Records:
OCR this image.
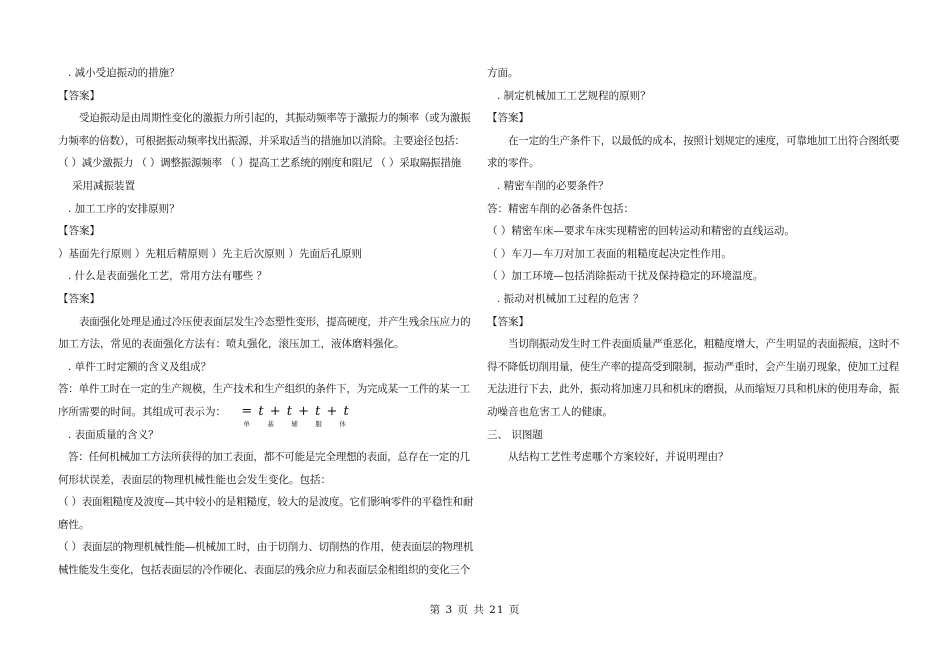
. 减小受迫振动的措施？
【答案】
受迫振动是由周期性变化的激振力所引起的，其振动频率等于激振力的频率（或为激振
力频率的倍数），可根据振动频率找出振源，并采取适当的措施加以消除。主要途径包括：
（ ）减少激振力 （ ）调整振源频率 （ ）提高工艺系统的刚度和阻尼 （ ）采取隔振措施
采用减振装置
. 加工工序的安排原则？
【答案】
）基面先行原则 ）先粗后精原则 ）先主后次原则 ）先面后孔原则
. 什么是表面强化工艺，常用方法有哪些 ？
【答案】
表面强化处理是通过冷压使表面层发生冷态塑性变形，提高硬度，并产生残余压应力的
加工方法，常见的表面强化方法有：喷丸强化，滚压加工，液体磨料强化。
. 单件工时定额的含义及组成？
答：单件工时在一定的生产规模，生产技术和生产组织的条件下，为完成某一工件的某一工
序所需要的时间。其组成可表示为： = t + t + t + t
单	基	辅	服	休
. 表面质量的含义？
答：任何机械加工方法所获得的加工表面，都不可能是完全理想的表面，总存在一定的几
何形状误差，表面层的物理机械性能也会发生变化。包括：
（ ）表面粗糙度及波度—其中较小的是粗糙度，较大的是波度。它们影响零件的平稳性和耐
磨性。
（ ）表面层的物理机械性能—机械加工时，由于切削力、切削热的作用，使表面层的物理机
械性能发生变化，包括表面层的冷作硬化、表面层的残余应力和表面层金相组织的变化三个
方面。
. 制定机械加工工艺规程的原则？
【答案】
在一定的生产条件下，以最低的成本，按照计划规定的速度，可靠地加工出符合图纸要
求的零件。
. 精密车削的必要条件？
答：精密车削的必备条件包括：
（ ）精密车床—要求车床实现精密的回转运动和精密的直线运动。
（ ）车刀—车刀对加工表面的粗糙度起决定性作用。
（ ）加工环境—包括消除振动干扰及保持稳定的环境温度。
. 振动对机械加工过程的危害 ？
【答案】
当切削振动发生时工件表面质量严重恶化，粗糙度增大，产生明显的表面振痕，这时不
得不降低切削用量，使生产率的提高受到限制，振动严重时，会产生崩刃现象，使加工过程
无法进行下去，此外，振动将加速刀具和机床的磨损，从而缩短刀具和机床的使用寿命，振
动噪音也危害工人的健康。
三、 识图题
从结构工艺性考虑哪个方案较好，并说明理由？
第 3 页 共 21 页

* * *

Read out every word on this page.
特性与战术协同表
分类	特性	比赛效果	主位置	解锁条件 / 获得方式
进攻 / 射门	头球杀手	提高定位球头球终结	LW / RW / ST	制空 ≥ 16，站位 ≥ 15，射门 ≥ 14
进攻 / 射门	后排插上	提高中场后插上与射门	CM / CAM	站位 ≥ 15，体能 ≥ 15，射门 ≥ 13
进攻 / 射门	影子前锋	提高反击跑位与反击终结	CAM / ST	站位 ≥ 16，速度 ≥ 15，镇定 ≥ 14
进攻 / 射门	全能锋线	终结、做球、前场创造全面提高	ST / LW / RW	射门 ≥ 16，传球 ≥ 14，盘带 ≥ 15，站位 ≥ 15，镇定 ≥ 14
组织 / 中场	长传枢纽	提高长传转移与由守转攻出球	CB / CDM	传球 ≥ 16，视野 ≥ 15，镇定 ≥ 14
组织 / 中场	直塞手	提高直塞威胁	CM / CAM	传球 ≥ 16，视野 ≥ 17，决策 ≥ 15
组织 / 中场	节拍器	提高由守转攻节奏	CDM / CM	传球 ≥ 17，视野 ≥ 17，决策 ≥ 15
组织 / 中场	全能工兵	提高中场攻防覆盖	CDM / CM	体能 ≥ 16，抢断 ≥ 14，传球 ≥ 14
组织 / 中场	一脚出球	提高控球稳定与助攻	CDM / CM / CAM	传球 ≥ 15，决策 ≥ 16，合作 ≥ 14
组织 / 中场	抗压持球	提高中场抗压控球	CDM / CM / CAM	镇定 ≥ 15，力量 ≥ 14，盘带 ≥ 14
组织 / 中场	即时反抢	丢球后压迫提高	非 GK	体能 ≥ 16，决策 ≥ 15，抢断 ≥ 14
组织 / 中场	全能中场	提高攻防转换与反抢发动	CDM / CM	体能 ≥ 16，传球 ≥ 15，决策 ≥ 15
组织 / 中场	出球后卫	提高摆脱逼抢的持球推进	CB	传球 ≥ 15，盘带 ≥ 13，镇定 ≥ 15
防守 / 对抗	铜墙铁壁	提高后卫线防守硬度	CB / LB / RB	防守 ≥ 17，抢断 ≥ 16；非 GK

* * *

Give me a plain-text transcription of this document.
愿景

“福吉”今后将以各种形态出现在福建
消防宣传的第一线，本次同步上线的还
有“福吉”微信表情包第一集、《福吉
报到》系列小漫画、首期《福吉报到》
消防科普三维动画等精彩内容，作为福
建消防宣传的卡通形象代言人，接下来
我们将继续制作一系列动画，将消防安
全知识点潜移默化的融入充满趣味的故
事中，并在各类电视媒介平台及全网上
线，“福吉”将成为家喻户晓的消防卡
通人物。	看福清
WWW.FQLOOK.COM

Set exercise:
Report all lines of the data above that include the string "this".

Answer to the exercise:
OCR this image.
Read out every word on this page.
Give me a plain-text transcription of this document.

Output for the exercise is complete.